> IHRE AUFGABEN
1/ Wofür erhielt David Wineland laut dem Lesetext im Jahr 2012 einen Nobelpreis?
2/ Zählen Sie sämtliche Funktionen und Rollen auf, die der Lesetext Urs Bucher zuschreibt.
3/ Schreiben Sie aus dem Lesetext wortgetreu den Abschnitt ab, der mit „Wir reisen ein“ beginnt und sich bis einschließlich „die Zukunft verändernd.“ erstreckt.

Urs Bucher ist CMO bei Cognizant Netcentric, Mitgründer von TEDxZurich, Dozent und Zünfter.
Urs Bucher ist CMO bei Cognizant Netcentric, Mitgründer von TEDxZurich, Dozent und Zünfter.

Wir reisen ein paar Jahre weiter in der Zeit zurück und schauen uns an, woher denn die Konzepte für die Kommunikationsprotokolle und vieles mehr fürs Internet kamen. Da steckte (einmal mehr) die amerikanische Armee dahinter, in Form der DARPA (Defense Advanced Research Project Agency). Zum Glück weniger zerstörerisch als das Manhattan-Projekt, aber durchaus auch die Zukunft verändernd.

Jetzt werfen wir mal die Zeitreisemaschine wieder an und reisen ins Jetzt: Neben der semi-öffentlichen DARPA gibt’s die geheime IARPA (Intelligence Advanced Research Projects Activity). Dort betreibt man «high risk, high payoff research». Vor unserem geistigen Auge taucht jetzt «Q» auf, der bei James Bond allerlei lustige, meist hochexplosive Dinge erfand. Anscheinend macht’s die IARPA durchaus gut; eines der von ihr finanzierten Projekte bescherte dem Physiker David Wineland 2012 einen Nobelpreis für seine Forschung im Bereich des Quantencomputings.

> BEREITGESTELLTES MATERIAL
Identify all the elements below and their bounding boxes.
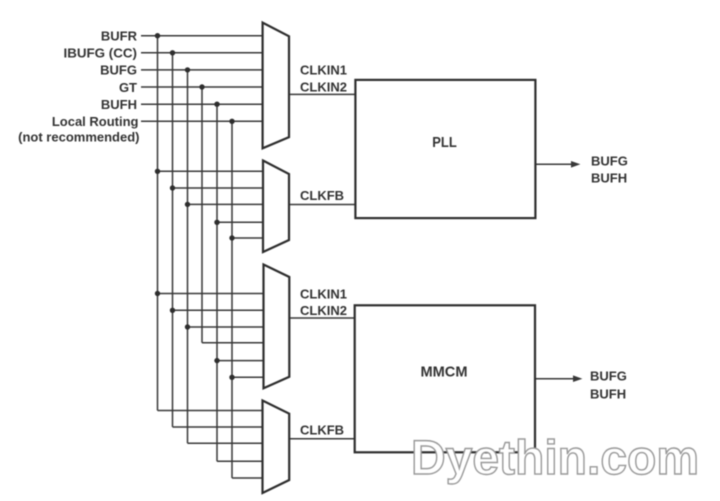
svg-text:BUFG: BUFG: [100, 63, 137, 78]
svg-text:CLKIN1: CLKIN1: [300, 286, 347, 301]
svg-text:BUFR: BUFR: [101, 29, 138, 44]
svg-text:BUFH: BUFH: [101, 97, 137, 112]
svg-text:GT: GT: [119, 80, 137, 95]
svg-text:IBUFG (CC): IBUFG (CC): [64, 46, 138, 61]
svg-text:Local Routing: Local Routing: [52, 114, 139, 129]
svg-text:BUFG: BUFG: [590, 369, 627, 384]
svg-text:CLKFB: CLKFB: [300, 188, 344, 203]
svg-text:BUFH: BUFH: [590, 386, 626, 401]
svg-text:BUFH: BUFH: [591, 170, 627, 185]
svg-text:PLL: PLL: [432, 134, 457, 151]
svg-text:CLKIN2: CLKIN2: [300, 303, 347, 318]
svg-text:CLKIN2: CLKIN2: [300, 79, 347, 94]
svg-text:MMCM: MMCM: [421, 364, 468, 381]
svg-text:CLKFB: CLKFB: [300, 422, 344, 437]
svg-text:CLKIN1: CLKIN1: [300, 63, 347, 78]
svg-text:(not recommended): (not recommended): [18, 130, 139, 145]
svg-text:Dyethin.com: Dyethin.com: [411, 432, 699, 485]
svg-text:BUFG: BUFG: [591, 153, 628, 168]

* * *

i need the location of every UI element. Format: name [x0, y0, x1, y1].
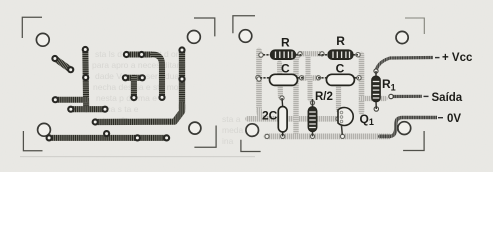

> GELÖSTE AUFGABEN
1/ Für seine Forschung im Bereich des Quantencomputings.

2/
- CMO bei Cognizant Netcentric
- Mitgründer von TEDxZurich
- Dozent
- Zünfter

3/
Wir reisen ein paar Jahre weiter in der Zeit zurück und schauen uns an, woher denn die Konzepte für die Kommunikationsprotokolle und vieles mehr fürs Internet kamen. Da steckte (einmal mehr) die amerikanische Armee dahinter, in Form der DARPA (Defense Advanced Research Project Agency). Zum Glück weniger zerstörerisch als das Manhattan-Projekt, aber durchaus auch die Zukunft verändernd.